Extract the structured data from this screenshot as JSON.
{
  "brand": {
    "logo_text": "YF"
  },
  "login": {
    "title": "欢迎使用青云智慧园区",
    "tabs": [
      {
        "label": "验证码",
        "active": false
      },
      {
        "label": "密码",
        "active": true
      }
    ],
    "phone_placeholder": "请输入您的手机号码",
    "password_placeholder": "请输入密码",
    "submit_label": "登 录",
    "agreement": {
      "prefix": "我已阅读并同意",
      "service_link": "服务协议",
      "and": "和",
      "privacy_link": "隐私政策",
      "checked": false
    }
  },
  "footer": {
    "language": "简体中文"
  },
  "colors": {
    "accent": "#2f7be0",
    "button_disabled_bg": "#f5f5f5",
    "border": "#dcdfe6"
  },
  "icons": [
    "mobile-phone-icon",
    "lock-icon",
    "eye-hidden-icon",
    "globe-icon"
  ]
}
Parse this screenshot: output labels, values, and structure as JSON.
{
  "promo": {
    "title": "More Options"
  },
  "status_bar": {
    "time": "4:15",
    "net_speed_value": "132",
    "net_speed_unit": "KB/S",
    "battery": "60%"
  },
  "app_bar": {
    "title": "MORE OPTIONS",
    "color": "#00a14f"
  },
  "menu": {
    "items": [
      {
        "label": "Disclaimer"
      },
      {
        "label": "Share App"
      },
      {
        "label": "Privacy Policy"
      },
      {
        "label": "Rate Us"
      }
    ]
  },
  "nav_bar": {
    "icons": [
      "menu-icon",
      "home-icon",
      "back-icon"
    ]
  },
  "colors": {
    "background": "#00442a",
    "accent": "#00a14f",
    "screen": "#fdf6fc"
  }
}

* _TO BE DONE_: Give again only the lines starting at the one that contains "Parse this screenshot: output" and running to the end of the data.

* _FULL SOLUTION_:
Parse this screenshot: output labels, values, and structure as JSON.
{
  "promo": {
    "title": "More Options"
  },
  "status_bar": {
    "time": "4:15",
    "net_speed_value": "132",
    "net_speed_unit": "KB/S",
    "battery": "60%"
  },
  "app_bar": {
    "title": "MORE OPTIONS",
    "color": "#00a14f"
  },
  "menu": {
    "items": [
      {
        "label": "Disclaimer"
      },
      {
        "label": "Share App"
      },
      {
        "label": "Privacy Policy"
      },
      {
        "label": "Rate Us"
      }
    ]
  },
  "nav_bar": {
    "icons": [
      "menu-icon",
      "home-icon",
      "back-icon"
    ]
  },
  "colors": {
    "background": "#00442a",
    "accent": "#00a14f",
    "screen": "#fdf6fc"
  }
}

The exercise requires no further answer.